Rows from a dataset:
::::::::::

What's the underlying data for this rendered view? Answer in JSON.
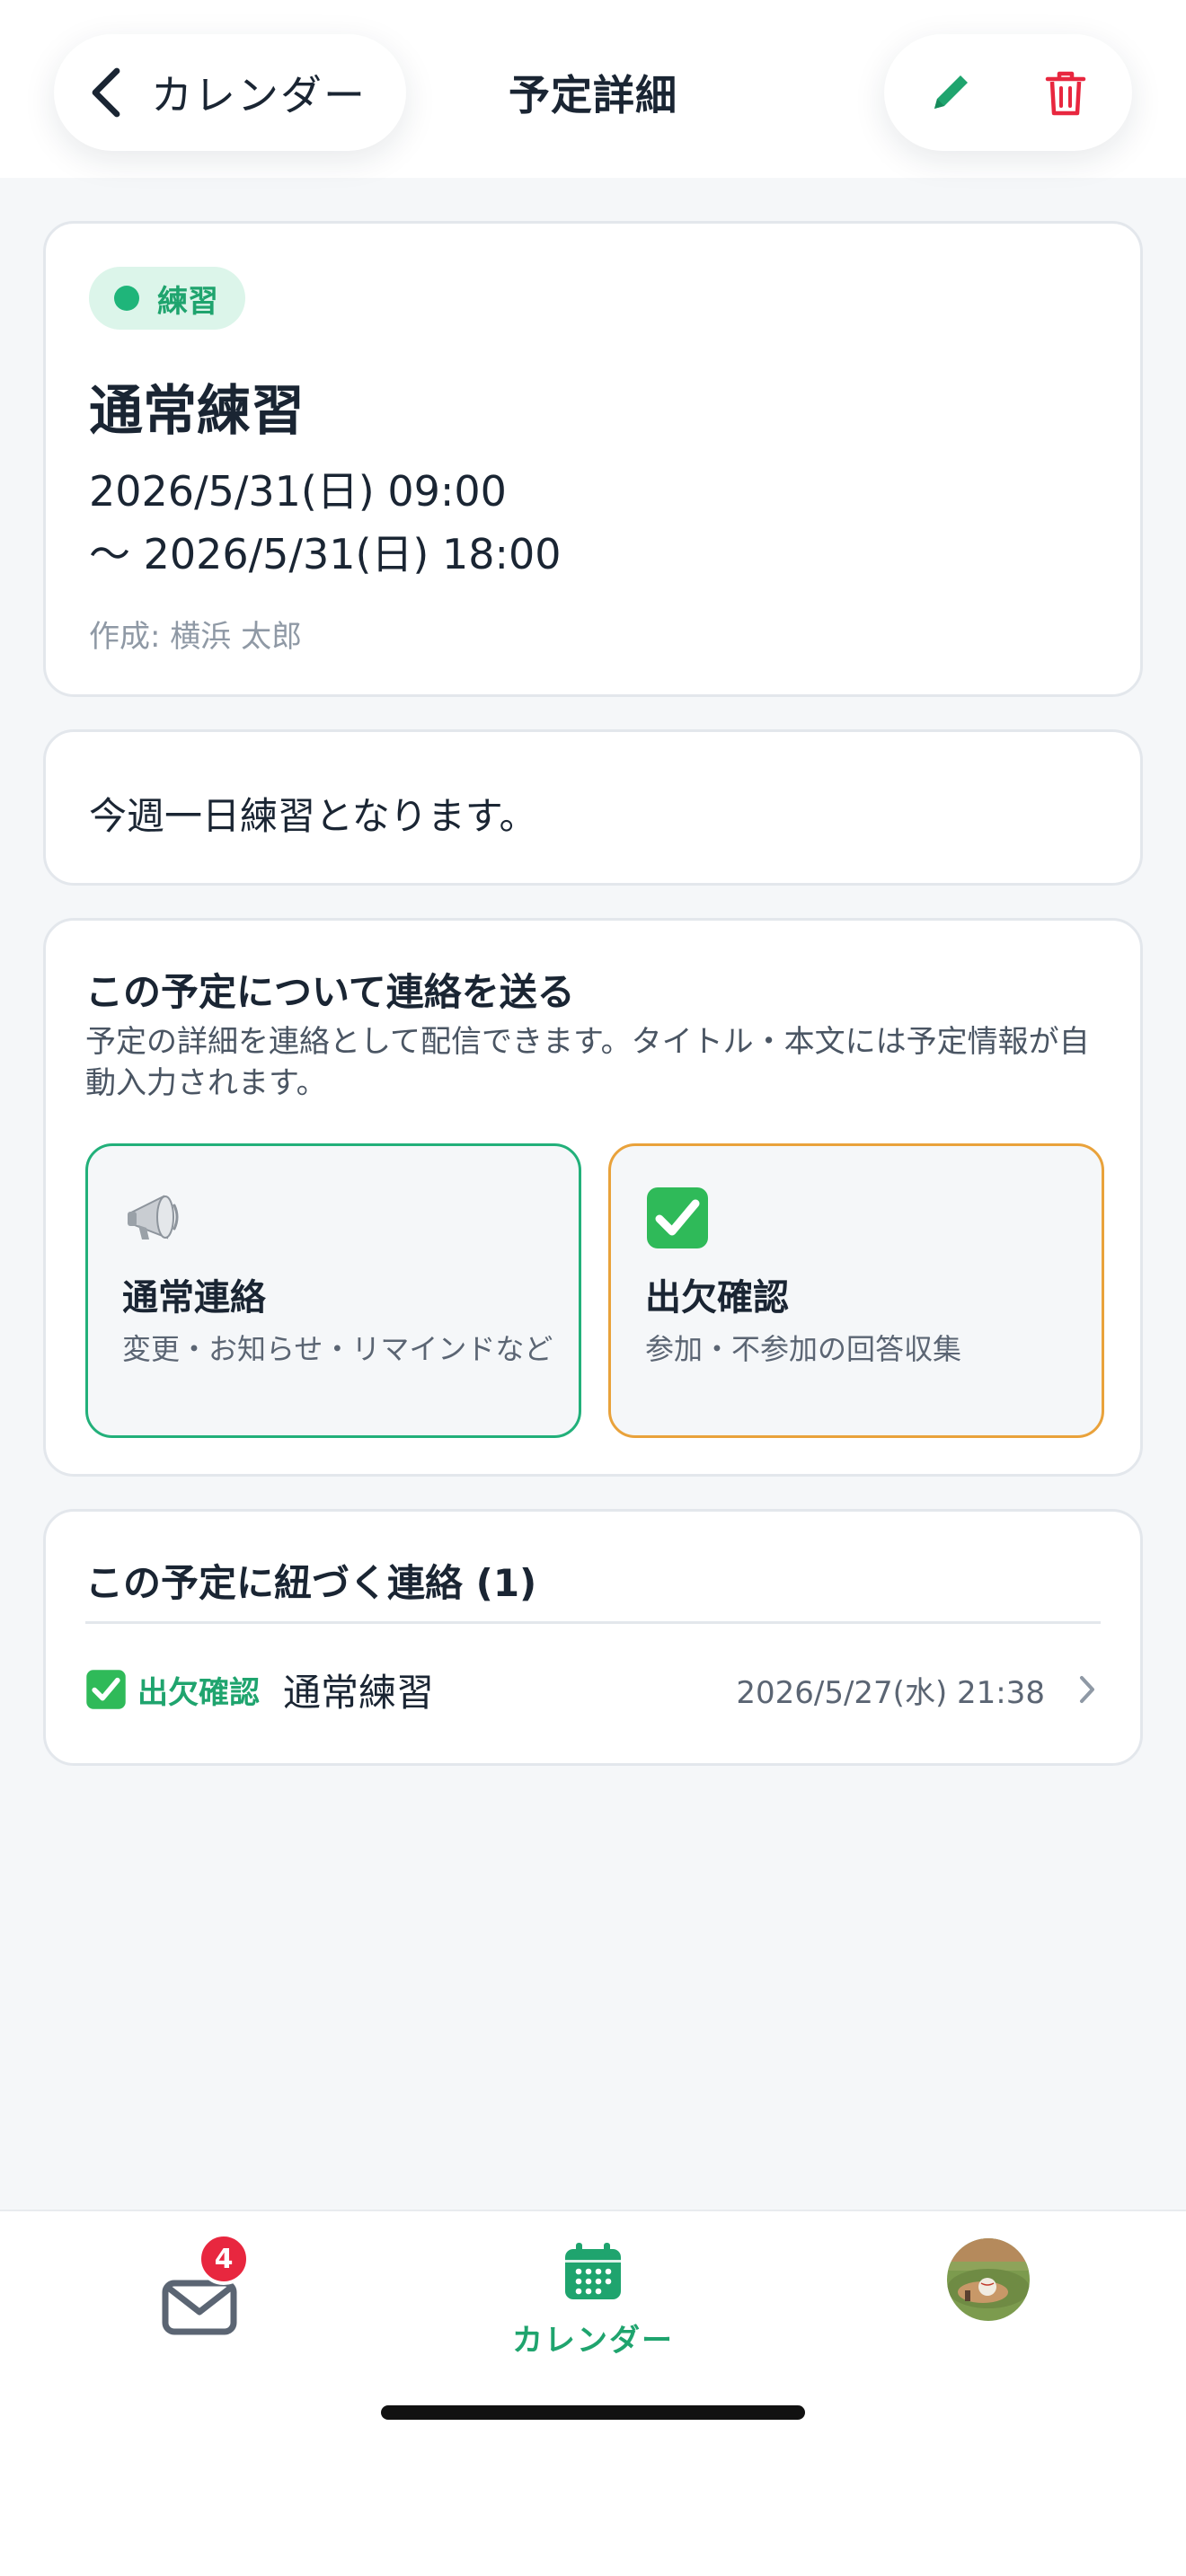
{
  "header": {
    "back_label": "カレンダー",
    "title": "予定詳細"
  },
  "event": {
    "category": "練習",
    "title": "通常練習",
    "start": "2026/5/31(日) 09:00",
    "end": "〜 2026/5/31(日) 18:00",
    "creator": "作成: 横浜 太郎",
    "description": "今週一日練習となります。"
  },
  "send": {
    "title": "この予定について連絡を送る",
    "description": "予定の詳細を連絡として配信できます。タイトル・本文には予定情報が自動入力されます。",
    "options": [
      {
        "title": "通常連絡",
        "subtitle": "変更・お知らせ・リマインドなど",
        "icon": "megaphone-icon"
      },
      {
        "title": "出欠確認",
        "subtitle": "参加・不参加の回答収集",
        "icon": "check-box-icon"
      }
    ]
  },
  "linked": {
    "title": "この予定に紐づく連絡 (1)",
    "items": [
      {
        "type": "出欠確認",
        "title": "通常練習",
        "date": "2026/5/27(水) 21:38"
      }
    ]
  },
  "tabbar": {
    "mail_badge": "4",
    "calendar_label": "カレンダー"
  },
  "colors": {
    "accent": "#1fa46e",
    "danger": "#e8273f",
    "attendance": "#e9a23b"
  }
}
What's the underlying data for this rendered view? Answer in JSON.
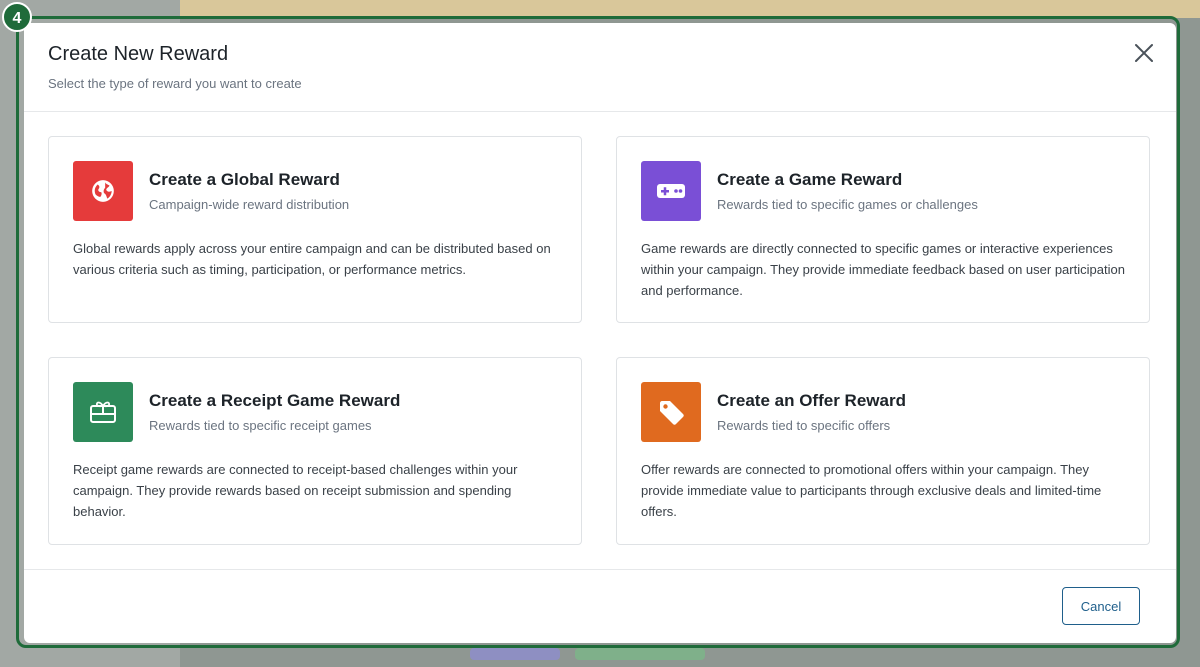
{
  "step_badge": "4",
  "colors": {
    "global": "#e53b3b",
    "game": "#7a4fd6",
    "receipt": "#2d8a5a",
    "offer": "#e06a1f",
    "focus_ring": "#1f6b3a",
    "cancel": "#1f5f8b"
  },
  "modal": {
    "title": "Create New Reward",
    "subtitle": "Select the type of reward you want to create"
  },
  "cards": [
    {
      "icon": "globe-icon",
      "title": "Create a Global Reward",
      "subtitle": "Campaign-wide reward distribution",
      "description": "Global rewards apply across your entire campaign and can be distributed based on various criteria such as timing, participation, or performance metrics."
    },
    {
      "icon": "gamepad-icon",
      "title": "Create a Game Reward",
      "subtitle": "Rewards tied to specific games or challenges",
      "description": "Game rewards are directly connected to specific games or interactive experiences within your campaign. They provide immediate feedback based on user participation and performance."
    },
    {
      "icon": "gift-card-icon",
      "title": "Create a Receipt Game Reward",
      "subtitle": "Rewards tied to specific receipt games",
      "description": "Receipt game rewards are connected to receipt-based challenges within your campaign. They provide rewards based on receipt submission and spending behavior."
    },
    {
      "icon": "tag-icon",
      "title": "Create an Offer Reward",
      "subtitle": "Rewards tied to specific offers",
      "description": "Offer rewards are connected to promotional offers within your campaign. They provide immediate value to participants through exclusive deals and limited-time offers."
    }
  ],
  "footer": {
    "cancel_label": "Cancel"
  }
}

::::::::::

• **What you are asked to do**: Each entry must be retyped word for word, with every image omitted.

• **Reply to the exercise**:
What's the underlying data for this rendered view? Answer in JSON.
{
  "header": {
    "back_label": "カレンダー",
    "title": "予定詳細"
  },
  "event": {
    "category": "練習",
    "title": "通常練習",
    "start": "2026/5/31(日) 09:00",
    "end": "〜 2026/5/31(日) 18:00",
    "creator": "作成: 横浜 太郎",
    "description": "今週一日練習となります。"
  },
  "send": {
    "title": "この予定について連絡を送る",
    "description": "予定の詳細を連絡として配信できます。タイトル・本文には予定情報が自動入力されます。",
    "options": [
      {
        "title": "通常連絡",
        "subtitle": "変更・お知らせ・リマインドなど",
        "icon": "megaphone-icon"
      },
      {
        "title": "出欠確認",
        "subtitle": "参加・不参加の回答収集",
        "icon": "check-box-icon"
      }
    ]
  },
  "linked": {
    "title": "この予定に紐づく連絡 (1)",
    "items": [
      {
        "type": "出欠確認",
        "title": "通常練習",
        "date": "2026/5/27(水) 21:38"
      }
    ]
  },
  "tabbar": {
    "mail_badge": "4",
    "calendar_label": "カレンダー"
  },
  "colors": {
    "accent": "#1fa46e",
    "danger": "#e8273f",
    "attendance": "#e9a23b"
  }
}
What's the underlying data for this rendered view? Answer in JSON.
{
  "step_badge": "4",
  "colors": {
    "global": "#e53b3b",
    "game": "#7a4fd6",
    "receipt": "#2d8a5a",
    "offer": "#e06a1f",
    "focus_ring": "#1f6b3a",
    "cancel": "#1f5f8b"
  },
  "modal": {
    "title": "Create New Reward",
    "subtitle": "Select the type of reward you want to create"
  },
  "cards": [
    {
      "icon": "globe-icon",
      "title": "Create a Global Reward",
      "subtitle": "Campaign-wide reward distribution",
      "description": "Global rewards apply across your entire campaign and can be distributed based on various criteria such as timing, participation, or performance metrics."
    },
    {
      "icon": "gamepad-icon",
      "title": "Create a Game Reward",
      "subtitle": "Rewards tied to specific games or challenges",
      "description": "Game rewards are directly connected to specific games or interactive experiences within your campaign. They provide immediate feedback based on user participation and performance."
    },
    {
      "icon": "gift-card-icon",
      "title": "Create a Receipt Game Reward",
      "subtitle": "Rewards tied to specific receipt games",
      "description": "Receipt game rewards are connected to receipt-based challenges within your campaign. They provide rewards based on receipt submission and spending behavior."
    },
    {
      "icon": "tag-icon",
      "title": "Create an Offer Reward",
      "subtitle": "Rewards tied to specific offers",
      "description": "Offer rewards are connected to promotional offers within your campaign. They provide immediate value to participants through exclusive deals and limited-time offers."
    }
  ],
  "footer": {
    "cancel_label": "Cancel"
  }
}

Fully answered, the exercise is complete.